# Input data
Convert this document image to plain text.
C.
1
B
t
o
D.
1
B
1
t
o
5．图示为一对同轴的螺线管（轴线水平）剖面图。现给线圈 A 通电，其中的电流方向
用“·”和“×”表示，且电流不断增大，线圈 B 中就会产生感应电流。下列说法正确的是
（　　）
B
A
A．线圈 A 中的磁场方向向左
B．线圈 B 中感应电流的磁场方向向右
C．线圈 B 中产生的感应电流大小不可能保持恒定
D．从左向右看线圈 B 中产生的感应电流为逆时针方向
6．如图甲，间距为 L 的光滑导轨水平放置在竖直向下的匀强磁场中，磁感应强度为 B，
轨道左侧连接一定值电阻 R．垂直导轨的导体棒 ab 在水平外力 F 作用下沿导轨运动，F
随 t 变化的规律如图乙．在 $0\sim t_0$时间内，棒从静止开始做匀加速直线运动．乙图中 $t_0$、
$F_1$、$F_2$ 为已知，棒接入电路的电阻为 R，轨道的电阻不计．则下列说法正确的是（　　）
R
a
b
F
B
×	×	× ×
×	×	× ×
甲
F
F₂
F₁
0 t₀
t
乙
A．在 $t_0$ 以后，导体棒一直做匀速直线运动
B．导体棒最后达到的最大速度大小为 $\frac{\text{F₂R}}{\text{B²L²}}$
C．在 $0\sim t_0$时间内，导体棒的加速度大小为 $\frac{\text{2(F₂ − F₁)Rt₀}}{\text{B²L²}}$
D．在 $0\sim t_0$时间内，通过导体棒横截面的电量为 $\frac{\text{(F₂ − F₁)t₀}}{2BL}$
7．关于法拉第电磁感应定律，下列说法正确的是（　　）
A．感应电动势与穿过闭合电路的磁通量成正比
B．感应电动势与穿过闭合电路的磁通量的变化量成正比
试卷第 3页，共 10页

# Problem to work on
Type out the whole listing above again, exactly as it stands.

# Complete answer
Convert this document image to plain text.
C.
1
B
t
o
D.
1
B
1
t
o
5．图示为一对同轴的螺线管（轴线水平）剖面图。现给线圈 A 通电，其中的电流方向
用“·”和“×”表示，且电流不断增大，线圈 B 中就会产生感应电流。下列说法正确的是
（　　）
B
A
A．线圈 A 中的磁场方向向左
B．线圈 B 中感应电流的磁场方向向右
C．线圈 B 中产生的感应电流大小不可能保持恒定
D．从左向右看线圈 B 中产生的感应电流为逆时针方向
6．如图甲，间距为 L 的光滑导轨水平放置在竖直向下的匀强磁场中，磁感应强度为 B，
轨道左侧连接一定值电阻 R．垂直导轨的导体棒 ab 在水平外力 F 作用下沿导轨运动，F
随 t 变化的规律如图乙．在 $0\sim t_0$时间内，棒从静止开始做匀加速直线运动．乙图中 $t_0$、
$F_1$、$F_2$ 为已知，棒接入电路的电阻为 R，轨道的电阻不计．则下列说法正确的是（　　）
R
a
b
F
B
×	×	× ×
×	×	× ×
甲
F
F₂
F₁
0 t₀
t
乙
A．在 $t_0$ 以后，导体棒一直做匀速直线运动
B．导体棒最后达到的最大速度大小为 $\frac{\text{F₂R}}{\text{B²L²}}$
C．在 $0\sim t_0$时间内，导体棒的加速度大小为 $\frac{\text{2(F₂ − F₁)Rt₀}}{\text{B²L²}}$
D．在 $0\sim t_0$时间内，通过导体棒横截面的电量为 $\frac{\text{(F₂ − F₁)t₀}}{2BL}$
7．关于法拉第电磁感应定律，下列说法正确的是（　　）
A．感应电动势与穿过闭合电路的磁通量成正比
B．感应电动势与穿过闭合电路的磁通量的变化量成正比
试卷第 3页，共 10页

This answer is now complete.